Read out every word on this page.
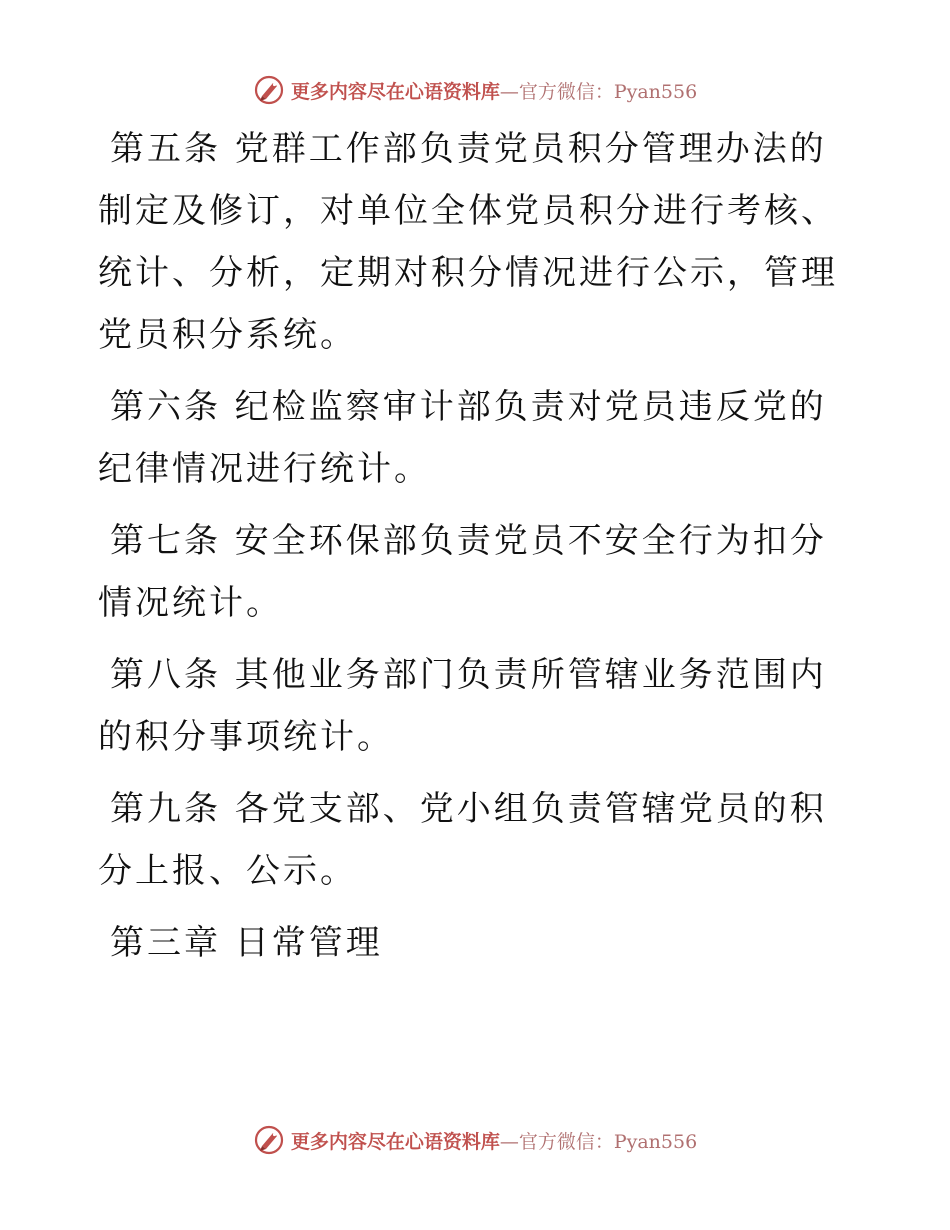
更多内容尽在心语资料库—官方微信：Pyan556

第五条 党群工作部负责党员积分管理办法的制定及修订，对单位全体党员积分进行考核、统计、分析，定期对积分情况进行公示，管理党员积分系统。

第六条 纪检监察审计部负责对党员违反党的纪律情况进行统计。

第七条 安全环保部负责党员不安全行为扣分情况统计。

第八条 其他业务部门负责所管辖业务范围内的积分事项统计。

第九条 各党支部、党小组负责管辖党员的积分上报、公示。

第三章 日常管理

更多内容尽在心语资料库—官方微信：Pyan556
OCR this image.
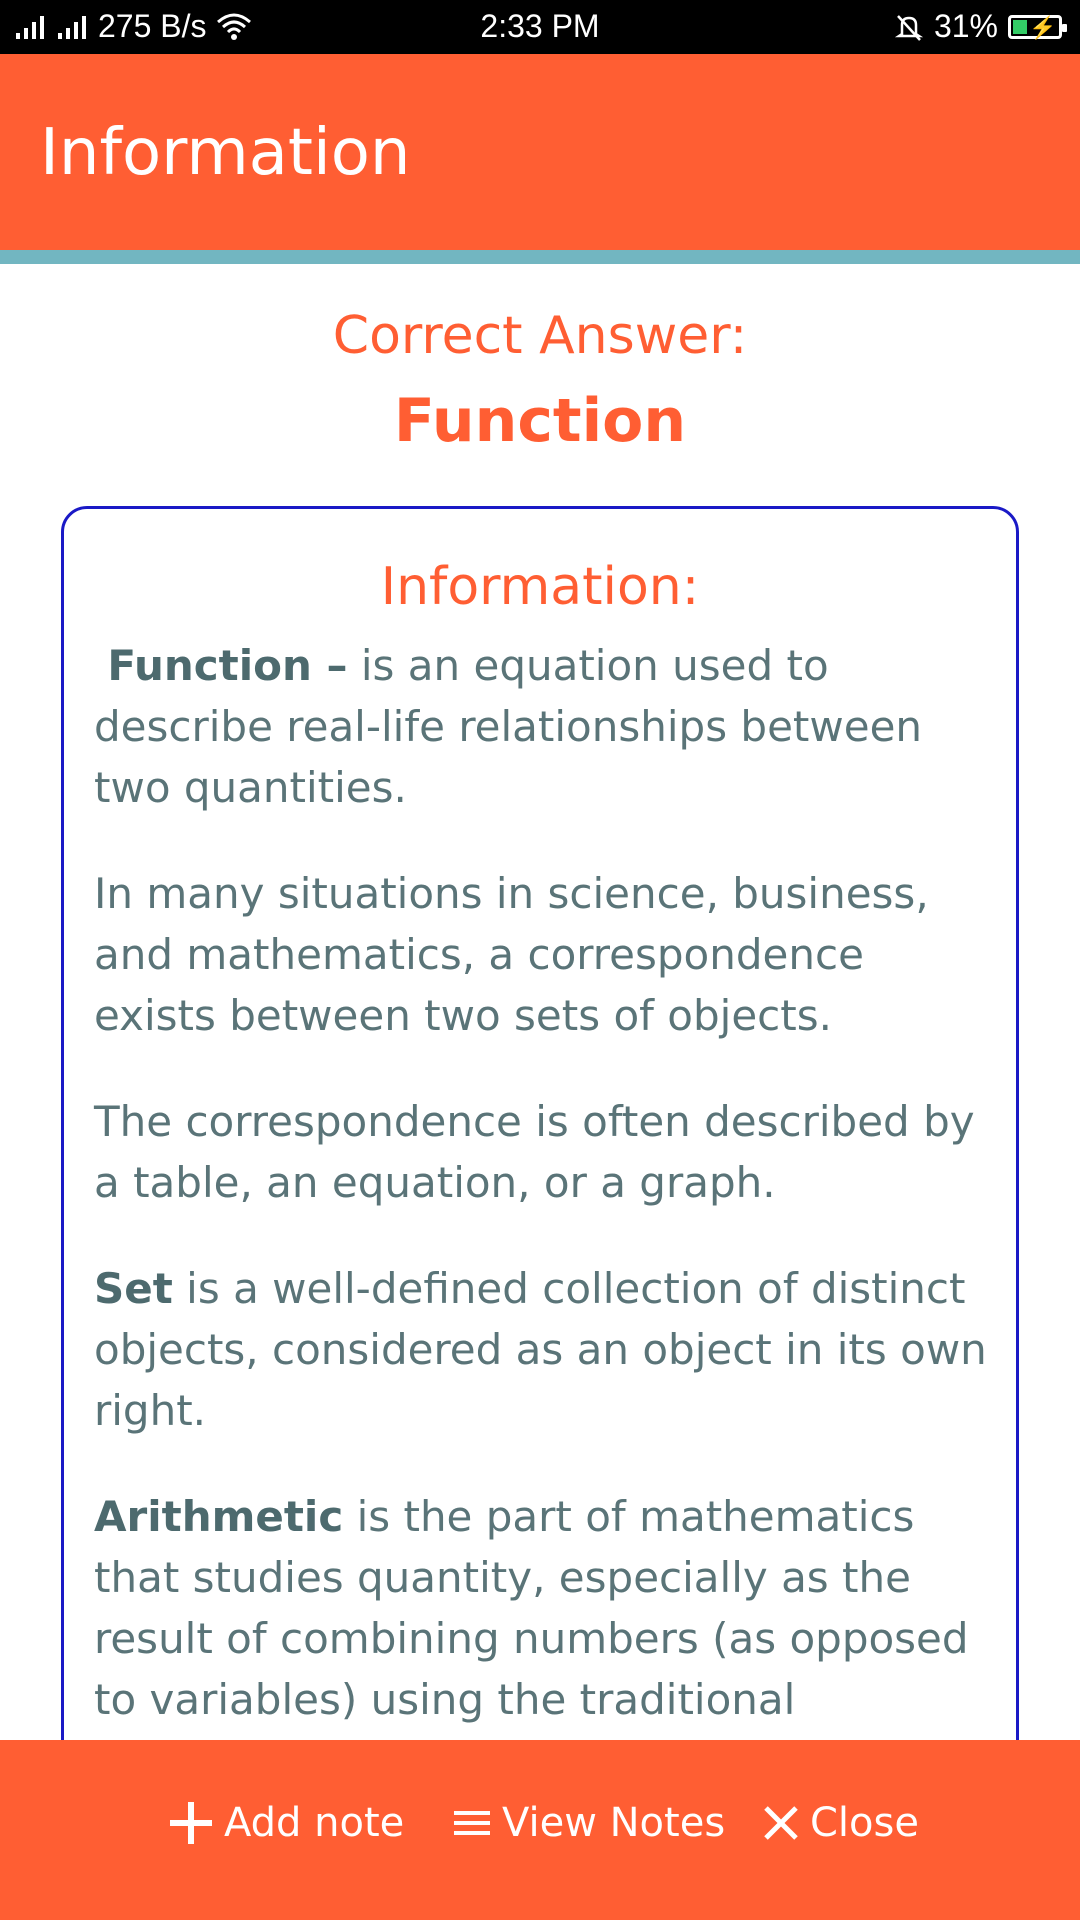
275 B/s	2:33 PM	31% ⚡
Information
Correct Answer:
Function
Information:

Function – is an equation used to describe real-life relationships between two quantities.

In many situations in science, business, and mathematics, a correspondence exists between two sets of objects.

The correspondence is often described by a table, an equation, or a graph.

Set is a well-defined collection of distinct objects, considered as an object in its own right.

Arithmetic is the part of mathematics that studies quantity, especially as the result of combining numbers (as opposed to variables) using the traditional

Add note View Notes Close
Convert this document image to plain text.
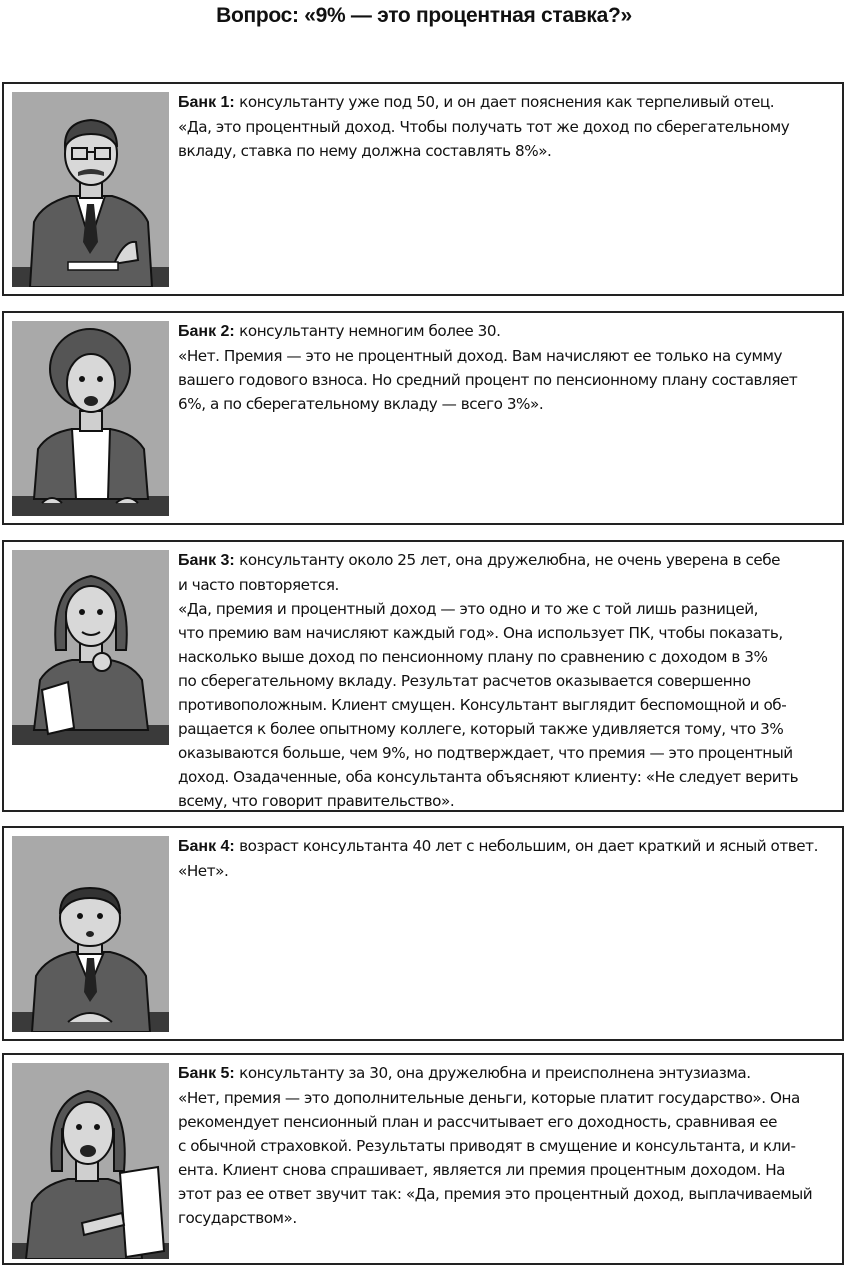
Вопрос: «9% — это процентная ставка?»

Банк 1: консультанту уже под 50, и он дает пояснения как терпеливый отец.

«Да, это процентный доход. Чтобы получать тот же доход по сберегательному

вкладу, ставка по нему должна составлять 8%».

Банк 2: консультанту немногим более 30.

«Нет. Премия — это не процентный доход. Вам начисляют ее только на сумму

вашего годового взноса. Но средний процент по пенсионному плану составляет

6%, а по сберегательному вкладу — всего 3%».

Банк 3: консультанту около 25 лет, она дружелюбна, не очень уверена в себе

и часто повторяется.

«Да, премия и процентный доход — это одно и то же с той лишь разницей,

что премию вам начисляют каждый год». Она использует ПК, чтобы показать,

насколько выше доход по пенсионному плану по сравнению с доходом в 3%

по сберегательному вкладу. Результат расчетов оказывается совершенно

противоположным. Клиент смущен. Консультант выглядит беспомощной и об-

ращается к более опытному коллеге, который также удивляется тому, что 3%

оказываются больше, чем 9%, но подтверждает, что премия — это процентный

доход. Озадаченные, оба консультанта объясняют клиенту: «Не следует верить

всему, что говорит правительство».

Банк 4: возраст консультанта 40 лет с небольшим, он дает краткий и ясный ответ.

«Нет».

Банк 5: консультанту за 30, она дружелюбна и преисполнена энтузиазма.

«Нет, премия — это дополнительные деньги, которые платит государство». Она

рекомендует пенсионный план и рассчитывает его доходность, сравнивая ее

с обычной страховкой. Результаты приводят в смущение и консультанта, и кли-

ента. Клиент снова спрашивает, является ли премия процентным доходом. На

этот раз ее ответ звучит так: «Да, премия это процентный доход, выплачиваемый

государством».
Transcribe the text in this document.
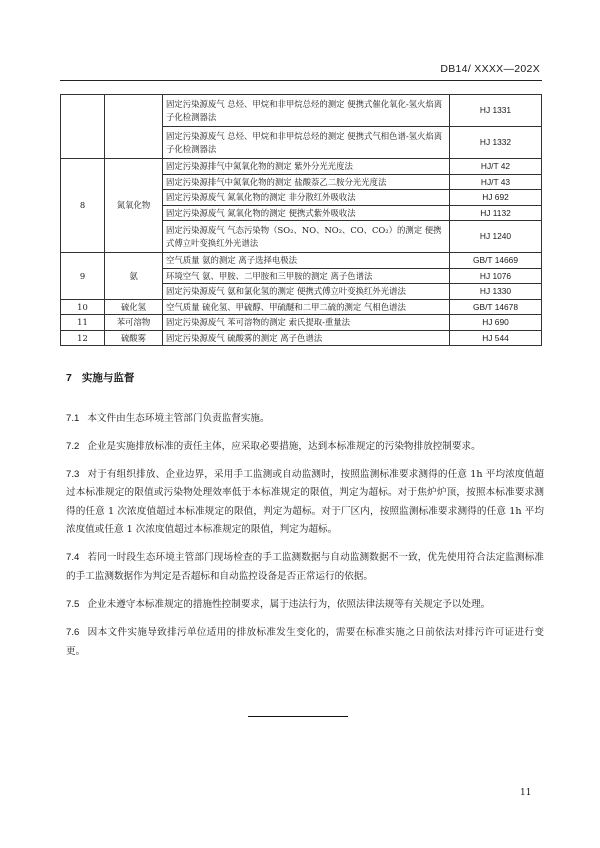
DB14/ XXXX—202X
		固定污染源废气 总烃、甲烷和非甲烷总烃的测定 便携式催化氧化-氢火焰离子化检测器法	HJ 1331
		固定污染源废气 总烃、甲烷和非甲烷总烃的测定 便携式气相色谱-氢火焰离子化检测器法	HJ 1332
8	氮氧化物	固定污染源排气中氮氧化物的测定 紫外分光光度法	HJ/T 42
		固定污染源排气中氮氧化物的测定 盐酸萘乙二胺分光光度法	HJ/T 43
		固定污染源废气 氮氧化物的测定 非分散红外吸收法	HJ 692
		固定污染源废气 氮氧化物的测定 便携式紫外吸收法	HJ 1132
		固定污染源废气 气态污染物（SO₂、NO、NO₂、CO、CO₂）的测定 便携式傅立叶变换红外光谱法	HJ 1240
9	氨	空气质量 氨的测定 离子选择电极法	GB/T 14669
		环境空气 氨、甲胺、二甲胺和三甲胺的测定 离子色谱法	HJ 1076
		固定污染源废气 氨和氯化氢的测定 便携式傅立叶变换红外光谱法	HJ 1330
10	硫化氢	空气质量 硫化氢、甲硫醇、甲硫醚和二甲二硫的测定 气相色谱法	GB/T 14678
11	苯可溶物	固定污染源废气 苯可溶物的测定 索氏提取-重量法	HJ 690
12	硫酸雾	固定污染源废气 硫酸雾的测定 离子色谱法	HJ 544
7 实施与监督

7.1 本文件由生态环境主管部门负责监督实施。

7.2 企业是实施排放标准的责任主体，应采取必要措施，达到本标准规定的污染物排放控制要求。

7.3 对于有组织排放、企业边界，采用手工监测或自动监测时，按照监测标准要求测得的任意 1h 平均浓度值超过本标准规定的限值或污染物处理效率低于本标准规定的限值，判定为超标。对于焦炉炉顶，按照本标准要求测得的任意 1 次浓度值超过本标准规定的限值，判定为超标。对于厂区内，按照监测标准要求测得的任意 1h 平均浓度值或任意 1 次浓度值超过本标准规定的限值，判定为超标。

7.4 若同一时段生态环境主管部门现场检查的手工监测数据与自动监测数据不一致，优先使用符合法定监测标准的手工监测数据作为判定是否超标和自动监控设备是否正常运行的依据。

7.5 企业未遵守本标准规定的措施性控制要求，属于违法行为，依照法律法规等有关规定予以处理。

7.6 因本文件实施导致排污单位适用的排放标准发生变化的，需要在标准实施之日前依法对排污许可证进行变更。

11
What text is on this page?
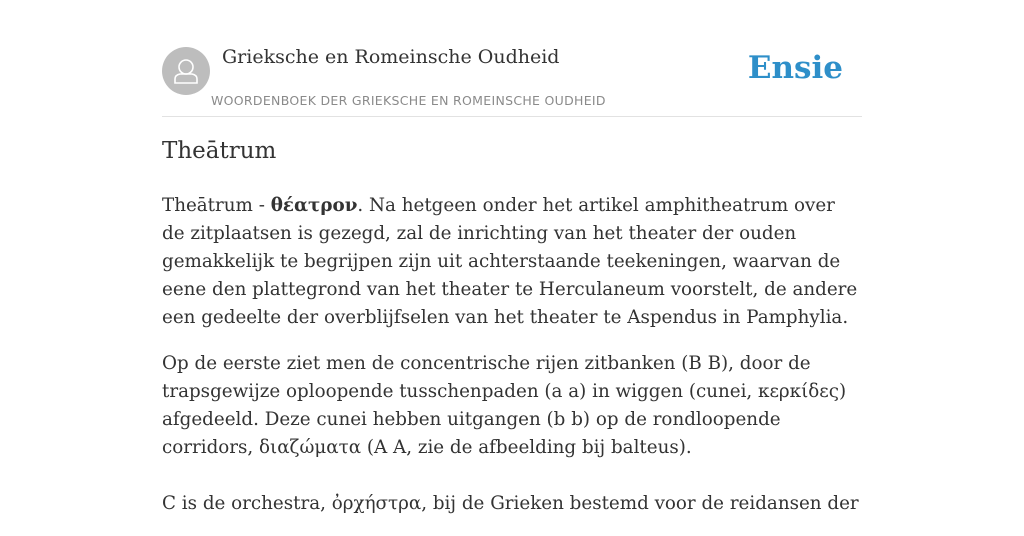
Grieksche en Romeinsche Oudheid
WOORDENBOEK DER GRIEKSCHE EN ROMEINSCHE OUDHEID
Ensie
Theātrum

Theātrum - θέατρον. Na hetgeen onder het artikel amphitheatrum over de zitplaatsen is gezegd, zal de inrichting van het theater der ouden gemakkelijk te begrijpen zijn uit achterstaande teekeningen, waarvan de eene den plattegrond van het theater te Herculaneum voorstelt, de andere een gedeelte der overblijfselen van het theater te Aspendus in Pamphylia.

Op de eerste ziet men de concentrische rijen zitbanken (B B), door de trapsgewijze oploopende tusschenpaden (a a) in wiggen (cunei, κερκίδες) afgedeeld. Deze cunei hebben uitgangen (b b) op de rondloopende corridors, διαζώματα (A A, zie de afbeelding bij balteus).

C is de orchestra, ὀρχήστρα, bij de Grieken bestemd voor de reidansen der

----------------

--- Aim of the task ---
Quote every record above exactly, leaving out the pictures.

--- Response for this exercise ---
Read out every word on this page.
更多内容尽在心语资料库—官方微信：Pyan556

第五条 党群工作部负责党员积分管理办法的制定及修订，对单位全体党员积分进行考核、统计、分析，定期对积分情况进行公示，管理党员积分系统。

第六条 纪检监察审计部负责对党员违反党的纪律情况进行统计。

第七条 安全环保部负责党员不安全行为扣分情况统计。

第八条 其他业务部门负责所管辖业务范围内的积分事项统计。

第九条 各党支部、党小组负责管辖党员的积分上报、公示。

第三章 日常管理

更多内容尽在心语资料库—官方微信：Pyan556
OCR this image.
275 B/s	2:33 PM	31% ⚡
Information
Correct Answer:
Function
Information:

Function – is an equation used to describe real-life relationships between two quantities.

In many situations in science, business, and mathematics, a correspondence exists between two sets of objects.

The correspondence is often described by a table, an equation, or a graph.

Set is a well-defined collection of distinct objects, considered as an object in its own right.

Arithmetic is the part of mathematics that studies quantity, especially as the result of combining numbers (as opposed to variables) using the traditional

Add note View Notes Close
Convert this document image to plain text.
Вопрос: «9% — это процентная ставка?»

Банк 1: консультанту уже под 50, и он дает пояснения как терпеливый отец.

«Да, это процентный доход. Чтобы получать тот же доход по сберегательному

вкладу, ставка по нему должна составлять 8%».

Банк 2: консультанту немногим более 30.

«Нет. Премия — это не процентный доход. Вам начисляют ее только на сумму

вашего годового взноса. Но средний процент по пенсионному плану составляет

6%, а по сберегательному вкладу — всего 3%».

Банк 3: консультанту около 25 лет, она дружелюбна, не очень уверена в себе

и часто повторяется.

«Да, премия и процентный доход — это одно и то же с той лишь разницей,

что премию вам начисляют каждый год». Она использует ПК, чтобы показать,

насколько выше доход по пенсионному плану по сравнению с доходом в 3%

по сберегательному вкладу. Результат расчетов оказывается совершенно

противоположным. Клиент смущен. Консультант выглядит беспомощной и об-

ращается к более опытному коллеге, который также удивляется тому, что 3%

оказываются больше, чем 9%, но подтверждает, что премия — это процентный

доход. Озадаченные, оба консультанта объясняют клиенту: «Не следует верить

всему, что говорит правительство».

Банк 4: возраст консультанта 40 лет с небольшим, он дает краткий и ясный ответ.

«Нет».

Банк 5: консультанту за 30, она дружелюбна и преисполнена энтузиазма.

«Нет, премия — это дополнительные деньги, которые платит государство». Она

рекомендует пенсионный план и рассчитывает его доходность, сравнивая ее

с обычной страховкой. Результаты приводят в смущение и консультанта, и кли-

ента. Клиент снова спрашивает, является ли премия процентным доходом. На

этот раз ее ответ звучит так: «Да, премия это процентный доход, выплачиваемый

государством».
Transcribe the text in this document.
DB14/ XXXX—202X
		固定污染源废气 总烃、甲烷和非甲烷总烃的测定 便携式催化氧化-氢火焰离子化检测器法	HJ 1331
		固定污染源废气 总烃、甲烷和非甲烷总烃的测定 便携式气相色谱-氢火焰离子化检测器法	HJ 1332
8	氮氧化物	固定污染源排气中氮氧化物的测定 紫外分光光度法	HJ/T 42
		固定污染源排气中氮氧化物的测定 盐酸萘乙二胺分光光度法	HJ/T 43
		固定污染源废气 氮氧化物的测定 非分散红外吸收法	HJ 692
		固定污染源废气 氮氧化物的测定 便携式紫外吸收法	HJ 1132
		固定污染源废气 气态污染物（SO₂、NO、NO₂、CO、CO₂）的测定 便携式傅立叶变换红外光谱法	HJ 1240
9	氨	空气质量 氨的测定 离子选择电极法	GB/T 14669
		环境空气 氨、甲胺、二甲胺和三甲胺的测定 离子色谱法	HJ 1076
		固定污染源废气 氨和氯化氢的测定 便携式傅立叶变换红外光谱法	HJ 1330
10	硫化氢	空气质量 硫化氢、甲硫醇、甲硫醚和二甲二硫的测定 气相色谱法	GB/T 14678
11	苯可溶物	固定污染源废气 苯可溶物的测定 索氏提取-重量法	HJ 690
12	硫酸雾	固定污染源废气 硫酸雾的测定 离子色谱法	HJ 544
7 实施与监督

7.1 本文件由生态环境主管部门负责监督实施。

7.2 企业是实施排放标准的责任主体，应采取必要措施，达到本标准规定的污染物排放控制要求。

7.3 对于有组织排放、企业边界，采用手工监测或自动监测时，按照监测标准要求测得的任意 1h 平均浓度值超过本标准规定的限值或污染物处理效率低于本标准规定的限值，判定为超标。对于焦炉炉顶，按照本标准要求测得的任意 1 次浓度值超过本标准规定的限值，判定为超标。对于厂区内，按照监测标准要求测得的任意 1h 平均浓度值或任意 1 次浓度值超过本标准规定的限值，判定为超标。

7.4 若同一时段生态环境主管部门现场检查的手工监测数据与自动监测数据不一致，优先使用符合法定监测标准的手工监测数据作为判定是否超标和自动监控设备是否正常运行的依据。

7.5 企业未遵守本标准规定的措施性控制要求，属于违法行为，依照法律法规等有关规定予以处理。

7.6 因本文件实施导致排污单位适用的排放标准发生变化的，需要在标准实施之日前依法对排污许可证进行变更。

11
What text is on this page?
Grieksche en Romeinsche Oudheid
WOORDENBOEK DER GRIEKSCHE EN ROMEINSCHE OUDHEID
Ensie
Theātrum

Theātrum - θέατρον. Na hetgeen onder het artikel amphitheatrum over de zitplaatsen is gezegd, zal de inrichting van het theater der ouden gemakkelijk te begrijpen zijn uit achterstaande teekeningen, waarvan de eene den plattegrond van het theater te Herculaneum voorstelt, de andere een gedeelte der overblijfselen van het theater te Aspendus in Pamphylia.

Op de eerste ziet men de concentrische rijen zitbanken (B B), door de trapsgewijze oploopende tusschenpaden (a a) in wiggen (cunei, κερκίδες) afgedeeld. Deze cunei hebben uitgangen (b b) op de rondloopende corridors, διαζώματα (A A, zie de afbeelding bij balteus).

C is de orchestra, ὀρχήστρα, bij de Grieken bestemd voor de reidansen der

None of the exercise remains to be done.